◆ YOUR TASK ◆
Using the data below, copy each line that includes the word "subtitle".

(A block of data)
* Begin *

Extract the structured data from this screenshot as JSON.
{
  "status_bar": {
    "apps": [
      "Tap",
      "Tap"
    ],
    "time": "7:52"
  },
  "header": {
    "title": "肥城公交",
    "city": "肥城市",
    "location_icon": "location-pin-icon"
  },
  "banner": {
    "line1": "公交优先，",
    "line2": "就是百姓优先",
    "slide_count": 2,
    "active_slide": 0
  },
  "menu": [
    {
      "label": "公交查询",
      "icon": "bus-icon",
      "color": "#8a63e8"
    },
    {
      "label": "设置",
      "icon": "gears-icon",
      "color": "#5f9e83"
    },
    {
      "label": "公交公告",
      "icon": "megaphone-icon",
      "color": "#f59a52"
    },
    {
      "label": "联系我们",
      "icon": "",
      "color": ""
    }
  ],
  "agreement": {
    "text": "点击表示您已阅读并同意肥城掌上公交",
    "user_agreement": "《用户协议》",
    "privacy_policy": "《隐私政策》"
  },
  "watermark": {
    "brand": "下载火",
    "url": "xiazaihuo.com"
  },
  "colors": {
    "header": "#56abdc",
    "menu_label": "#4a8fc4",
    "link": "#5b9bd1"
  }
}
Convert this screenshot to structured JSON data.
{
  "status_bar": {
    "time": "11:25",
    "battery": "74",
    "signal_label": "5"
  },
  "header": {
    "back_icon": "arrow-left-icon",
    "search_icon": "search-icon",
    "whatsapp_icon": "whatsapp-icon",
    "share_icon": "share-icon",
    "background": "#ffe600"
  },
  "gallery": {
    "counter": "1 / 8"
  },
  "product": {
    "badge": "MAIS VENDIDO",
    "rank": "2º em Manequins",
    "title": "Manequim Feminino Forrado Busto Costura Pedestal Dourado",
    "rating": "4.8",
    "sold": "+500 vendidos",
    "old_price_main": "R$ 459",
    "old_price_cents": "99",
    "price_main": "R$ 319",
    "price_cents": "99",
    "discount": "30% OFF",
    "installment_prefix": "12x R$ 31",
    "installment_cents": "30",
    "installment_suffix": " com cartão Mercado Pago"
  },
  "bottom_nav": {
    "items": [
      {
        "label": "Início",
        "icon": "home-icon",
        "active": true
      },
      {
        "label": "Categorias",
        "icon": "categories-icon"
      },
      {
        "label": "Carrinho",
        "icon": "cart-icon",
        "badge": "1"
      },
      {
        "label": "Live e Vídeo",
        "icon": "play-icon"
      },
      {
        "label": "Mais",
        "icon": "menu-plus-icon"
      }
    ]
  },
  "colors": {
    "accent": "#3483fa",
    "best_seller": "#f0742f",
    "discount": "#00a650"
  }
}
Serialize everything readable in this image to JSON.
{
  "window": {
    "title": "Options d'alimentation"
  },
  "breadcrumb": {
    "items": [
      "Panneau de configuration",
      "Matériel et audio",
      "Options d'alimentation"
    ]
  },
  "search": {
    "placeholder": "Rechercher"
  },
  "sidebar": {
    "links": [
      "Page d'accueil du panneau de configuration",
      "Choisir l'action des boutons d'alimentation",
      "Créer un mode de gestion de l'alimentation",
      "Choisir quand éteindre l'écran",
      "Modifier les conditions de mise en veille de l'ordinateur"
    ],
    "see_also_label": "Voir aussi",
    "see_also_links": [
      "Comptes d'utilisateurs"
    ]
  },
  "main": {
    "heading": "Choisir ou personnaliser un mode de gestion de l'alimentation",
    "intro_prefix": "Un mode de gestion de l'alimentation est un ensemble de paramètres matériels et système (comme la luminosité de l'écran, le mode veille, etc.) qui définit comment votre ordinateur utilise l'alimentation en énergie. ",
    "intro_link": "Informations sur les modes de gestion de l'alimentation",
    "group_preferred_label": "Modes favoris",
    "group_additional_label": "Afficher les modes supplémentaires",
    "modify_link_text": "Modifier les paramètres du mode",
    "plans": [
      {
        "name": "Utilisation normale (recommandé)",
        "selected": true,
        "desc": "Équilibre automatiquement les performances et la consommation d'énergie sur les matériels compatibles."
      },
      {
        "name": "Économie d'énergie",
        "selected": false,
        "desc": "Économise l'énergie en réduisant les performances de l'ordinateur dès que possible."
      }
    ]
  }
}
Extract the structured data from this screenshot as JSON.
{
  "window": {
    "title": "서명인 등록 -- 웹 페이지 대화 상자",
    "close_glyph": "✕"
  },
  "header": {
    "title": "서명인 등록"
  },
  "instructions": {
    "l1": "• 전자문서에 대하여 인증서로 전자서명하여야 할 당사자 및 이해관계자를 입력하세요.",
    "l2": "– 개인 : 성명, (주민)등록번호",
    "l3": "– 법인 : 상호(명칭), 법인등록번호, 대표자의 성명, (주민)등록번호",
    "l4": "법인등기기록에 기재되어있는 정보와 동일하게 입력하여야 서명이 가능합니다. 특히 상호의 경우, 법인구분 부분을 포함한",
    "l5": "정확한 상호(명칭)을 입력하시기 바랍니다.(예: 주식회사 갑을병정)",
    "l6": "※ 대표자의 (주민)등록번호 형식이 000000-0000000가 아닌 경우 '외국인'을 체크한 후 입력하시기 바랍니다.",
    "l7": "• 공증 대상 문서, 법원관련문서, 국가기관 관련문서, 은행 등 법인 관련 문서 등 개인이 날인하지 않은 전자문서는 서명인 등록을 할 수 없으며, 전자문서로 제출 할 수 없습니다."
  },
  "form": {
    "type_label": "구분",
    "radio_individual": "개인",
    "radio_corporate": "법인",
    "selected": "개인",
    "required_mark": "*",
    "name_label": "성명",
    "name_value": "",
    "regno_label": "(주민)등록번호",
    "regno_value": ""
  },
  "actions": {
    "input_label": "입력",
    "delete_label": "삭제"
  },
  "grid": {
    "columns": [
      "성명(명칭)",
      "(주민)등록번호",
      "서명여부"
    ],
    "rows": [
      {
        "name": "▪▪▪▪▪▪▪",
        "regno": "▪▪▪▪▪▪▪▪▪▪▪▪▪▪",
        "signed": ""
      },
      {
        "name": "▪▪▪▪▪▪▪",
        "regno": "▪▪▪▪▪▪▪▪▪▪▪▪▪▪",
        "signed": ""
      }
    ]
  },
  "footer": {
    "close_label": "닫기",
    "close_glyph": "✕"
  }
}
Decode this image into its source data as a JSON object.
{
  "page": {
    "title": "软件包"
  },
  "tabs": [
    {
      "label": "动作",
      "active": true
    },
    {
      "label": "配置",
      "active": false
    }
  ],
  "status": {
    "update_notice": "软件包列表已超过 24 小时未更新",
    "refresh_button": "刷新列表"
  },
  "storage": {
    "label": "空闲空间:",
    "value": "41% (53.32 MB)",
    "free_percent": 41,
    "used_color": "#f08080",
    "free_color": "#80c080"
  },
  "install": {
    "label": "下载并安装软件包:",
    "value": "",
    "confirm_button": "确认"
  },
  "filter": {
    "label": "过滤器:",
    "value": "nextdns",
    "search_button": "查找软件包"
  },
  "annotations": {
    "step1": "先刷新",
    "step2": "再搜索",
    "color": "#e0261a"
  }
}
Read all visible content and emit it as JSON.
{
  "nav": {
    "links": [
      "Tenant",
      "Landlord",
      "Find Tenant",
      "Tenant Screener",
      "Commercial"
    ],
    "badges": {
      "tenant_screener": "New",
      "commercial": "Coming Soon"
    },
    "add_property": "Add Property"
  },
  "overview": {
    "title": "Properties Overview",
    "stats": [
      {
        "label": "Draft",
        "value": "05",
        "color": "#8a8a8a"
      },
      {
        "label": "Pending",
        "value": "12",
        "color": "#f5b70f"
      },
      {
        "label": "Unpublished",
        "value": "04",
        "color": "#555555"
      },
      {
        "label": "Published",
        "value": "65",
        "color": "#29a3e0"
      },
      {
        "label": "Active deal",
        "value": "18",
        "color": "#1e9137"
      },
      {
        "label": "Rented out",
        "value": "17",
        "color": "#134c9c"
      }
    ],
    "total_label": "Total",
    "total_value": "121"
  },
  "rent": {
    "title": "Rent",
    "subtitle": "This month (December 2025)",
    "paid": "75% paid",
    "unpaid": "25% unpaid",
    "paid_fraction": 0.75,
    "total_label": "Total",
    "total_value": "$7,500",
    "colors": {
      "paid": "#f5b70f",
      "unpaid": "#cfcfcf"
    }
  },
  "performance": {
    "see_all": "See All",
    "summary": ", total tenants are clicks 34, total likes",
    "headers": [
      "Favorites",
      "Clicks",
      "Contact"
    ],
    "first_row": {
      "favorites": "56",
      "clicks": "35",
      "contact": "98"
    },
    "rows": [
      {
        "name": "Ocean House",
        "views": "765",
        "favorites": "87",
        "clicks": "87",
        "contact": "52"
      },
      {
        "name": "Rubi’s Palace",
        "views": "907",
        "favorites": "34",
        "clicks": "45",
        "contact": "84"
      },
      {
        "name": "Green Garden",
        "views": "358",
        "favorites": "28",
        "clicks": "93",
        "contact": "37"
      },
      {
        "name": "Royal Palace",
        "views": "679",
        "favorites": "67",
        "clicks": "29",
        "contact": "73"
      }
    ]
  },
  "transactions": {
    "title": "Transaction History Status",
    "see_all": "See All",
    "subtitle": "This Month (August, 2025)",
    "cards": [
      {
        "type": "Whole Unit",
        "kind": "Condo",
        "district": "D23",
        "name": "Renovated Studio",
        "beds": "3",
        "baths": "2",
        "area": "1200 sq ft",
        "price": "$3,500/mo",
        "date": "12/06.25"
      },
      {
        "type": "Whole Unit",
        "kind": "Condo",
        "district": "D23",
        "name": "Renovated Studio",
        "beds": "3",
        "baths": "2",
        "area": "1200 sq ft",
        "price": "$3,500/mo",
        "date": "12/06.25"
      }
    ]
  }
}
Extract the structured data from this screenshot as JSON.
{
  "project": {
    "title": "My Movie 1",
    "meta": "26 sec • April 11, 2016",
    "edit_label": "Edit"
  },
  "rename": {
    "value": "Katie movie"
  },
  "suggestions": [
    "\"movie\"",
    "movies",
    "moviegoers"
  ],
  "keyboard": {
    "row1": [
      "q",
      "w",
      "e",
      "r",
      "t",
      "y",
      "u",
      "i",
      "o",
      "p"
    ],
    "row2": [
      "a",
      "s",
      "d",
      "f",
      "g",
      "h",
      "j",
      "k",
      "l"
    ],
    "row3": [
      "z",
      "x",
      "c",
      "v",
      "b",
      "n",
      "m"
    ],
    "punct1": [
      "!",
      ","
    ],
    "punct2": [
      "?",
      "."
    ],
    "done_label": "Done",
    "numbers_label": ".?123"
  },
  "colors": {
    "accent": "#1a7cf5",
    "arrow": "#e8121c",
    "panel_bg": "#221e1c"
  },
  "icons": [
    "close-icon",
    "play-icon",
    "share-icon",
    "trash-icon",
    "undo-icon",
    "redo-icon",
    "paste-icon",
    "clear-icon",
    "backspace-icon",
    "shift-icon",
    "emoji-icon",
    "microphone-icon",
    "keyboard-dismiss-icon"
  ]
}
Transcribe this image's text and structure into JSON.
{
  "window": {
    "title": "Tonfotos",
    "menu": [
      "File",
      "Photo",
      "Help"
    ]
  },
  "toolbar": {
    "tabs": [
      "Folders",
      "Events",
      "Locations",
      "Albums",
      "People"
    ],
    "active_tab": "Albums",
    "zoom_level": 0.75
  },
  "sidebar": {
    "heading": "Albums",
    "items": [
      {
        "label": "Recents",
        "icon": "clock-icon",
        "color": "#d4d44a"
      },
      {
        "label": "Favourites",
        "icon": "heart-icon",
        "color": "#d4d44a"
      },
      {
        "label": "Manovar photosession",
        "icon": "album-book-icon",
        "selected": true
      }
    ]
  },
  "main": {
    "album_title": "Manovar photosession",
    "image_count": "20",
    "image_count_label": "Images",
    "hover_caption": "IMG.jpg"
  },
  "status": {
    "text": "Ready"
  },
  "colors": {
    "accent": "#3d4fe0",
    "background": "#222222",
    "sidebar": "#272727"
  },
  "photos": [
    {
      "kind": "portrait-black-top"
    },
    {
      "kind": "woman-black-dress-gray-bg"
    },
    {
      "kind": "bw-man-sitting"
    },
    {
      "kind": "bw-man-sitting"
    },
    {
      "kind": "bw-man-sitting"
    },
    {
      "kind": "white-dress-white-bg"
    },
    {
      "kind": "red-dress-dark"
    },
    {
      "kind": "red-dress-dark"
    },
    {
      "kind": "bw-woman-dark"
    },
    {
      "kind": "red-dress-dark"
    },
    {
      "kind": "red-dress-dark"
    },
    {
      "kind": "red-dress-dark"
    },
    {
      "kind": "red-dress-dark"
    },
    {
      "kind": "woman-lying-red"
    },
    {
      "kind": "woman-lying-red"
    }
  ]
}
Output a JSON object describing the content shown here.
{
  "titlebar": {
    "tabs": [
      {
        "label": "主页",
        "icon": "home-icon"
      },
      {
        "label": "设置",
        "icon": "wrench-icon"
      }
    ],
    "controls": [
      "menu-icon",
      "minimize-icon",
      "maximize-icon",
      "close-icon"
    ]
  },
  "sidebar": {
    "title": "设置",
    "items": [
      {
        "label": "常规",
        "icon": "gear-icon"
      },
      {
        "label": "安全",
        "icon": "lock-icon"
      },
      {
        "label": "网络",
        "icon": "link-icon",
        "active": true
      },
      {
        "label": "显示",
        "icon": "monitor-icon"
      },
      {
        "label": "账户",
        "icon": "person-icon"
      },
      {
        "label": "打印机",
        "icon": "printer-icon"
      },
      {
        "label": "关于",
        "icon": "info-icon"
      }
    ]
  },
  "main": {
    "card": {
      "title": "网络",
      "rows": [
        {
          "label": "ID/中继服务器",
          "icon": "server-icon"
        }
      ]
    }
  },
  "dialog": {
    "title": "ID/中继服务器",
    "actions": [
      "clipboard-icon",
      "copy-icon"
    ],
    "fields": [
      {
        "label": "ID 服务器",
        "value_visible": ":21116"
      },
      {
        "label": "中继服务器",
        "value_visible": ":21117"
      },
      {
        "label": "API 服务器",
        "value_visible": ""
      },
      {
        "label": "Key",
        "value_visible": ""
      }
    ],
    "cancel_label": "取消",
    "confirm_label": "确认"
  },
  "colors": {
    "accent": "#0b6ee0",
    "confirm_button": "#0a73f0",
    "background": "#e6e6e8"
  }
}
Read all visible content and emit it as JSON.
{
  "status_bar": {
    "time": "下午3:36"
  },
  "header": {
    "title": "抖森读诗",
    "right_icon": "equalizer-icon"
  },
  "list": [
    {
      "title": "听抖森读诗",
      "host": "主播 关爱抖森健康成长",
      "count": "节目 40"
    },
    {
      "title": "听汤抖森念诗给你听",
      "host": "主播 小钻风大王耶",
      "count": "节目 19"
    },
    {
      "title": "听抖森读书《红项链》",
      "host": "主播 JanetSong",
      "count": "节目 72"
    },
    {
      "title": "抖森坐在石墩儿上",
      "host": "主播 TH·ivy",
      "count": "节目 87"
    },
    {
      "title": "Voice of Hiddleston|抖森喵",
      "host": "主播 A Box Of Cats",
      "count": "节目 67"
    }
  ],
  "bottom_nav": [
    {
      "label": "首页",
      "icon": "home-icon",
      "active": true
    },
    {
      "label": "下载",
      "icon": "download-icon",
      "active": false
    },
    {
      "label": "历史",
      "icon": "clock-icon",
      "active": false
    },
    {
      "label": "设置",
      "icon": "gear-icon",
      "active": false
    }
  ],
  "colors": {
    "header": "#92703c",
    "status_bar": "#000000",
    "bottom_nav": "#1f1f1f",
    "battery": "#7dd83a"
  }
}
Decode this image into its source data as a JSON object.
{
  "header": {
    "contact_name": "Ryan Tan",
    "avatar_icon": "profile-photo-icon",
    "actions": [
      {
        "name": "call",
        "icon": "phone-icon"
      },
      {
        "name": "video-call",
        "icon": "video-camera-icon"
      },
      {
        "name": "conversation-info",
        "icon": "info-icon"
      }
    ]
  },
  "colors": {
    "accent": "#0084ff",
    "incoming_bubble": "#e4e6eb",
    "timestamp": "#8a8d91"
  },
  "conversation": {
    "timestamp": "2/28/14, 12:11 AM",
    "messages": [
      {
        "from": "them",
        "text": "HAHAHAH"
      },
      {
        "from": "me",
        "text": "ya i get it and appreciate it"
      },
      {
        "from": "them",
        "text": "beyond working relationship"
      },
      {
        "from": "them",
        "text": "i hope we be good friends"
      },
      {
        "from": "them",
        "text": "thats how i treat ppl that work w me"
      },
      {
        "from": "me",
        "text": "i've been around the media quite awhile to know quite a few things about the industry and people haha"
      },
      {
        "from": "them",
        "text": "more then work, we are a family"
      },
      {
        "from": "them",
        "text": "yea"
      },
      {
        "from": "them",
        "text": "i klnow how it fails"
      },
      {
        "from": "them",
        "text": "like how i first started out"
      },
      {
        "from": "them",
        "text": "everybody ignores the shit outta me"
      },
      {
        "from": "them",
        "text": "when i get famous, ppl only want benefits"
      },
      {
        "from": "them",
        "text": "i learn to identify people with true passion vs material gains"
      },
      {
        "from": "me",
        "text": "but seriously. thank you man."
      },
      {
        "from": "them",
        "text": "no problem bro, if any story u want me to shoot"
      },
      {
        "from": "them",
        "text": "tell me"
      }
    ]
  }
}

* End *

◆ TASK RESPONSE ◆
    "subtitle": "This month (December 2025)",
    "subtitle": "This Month (August, 2025)",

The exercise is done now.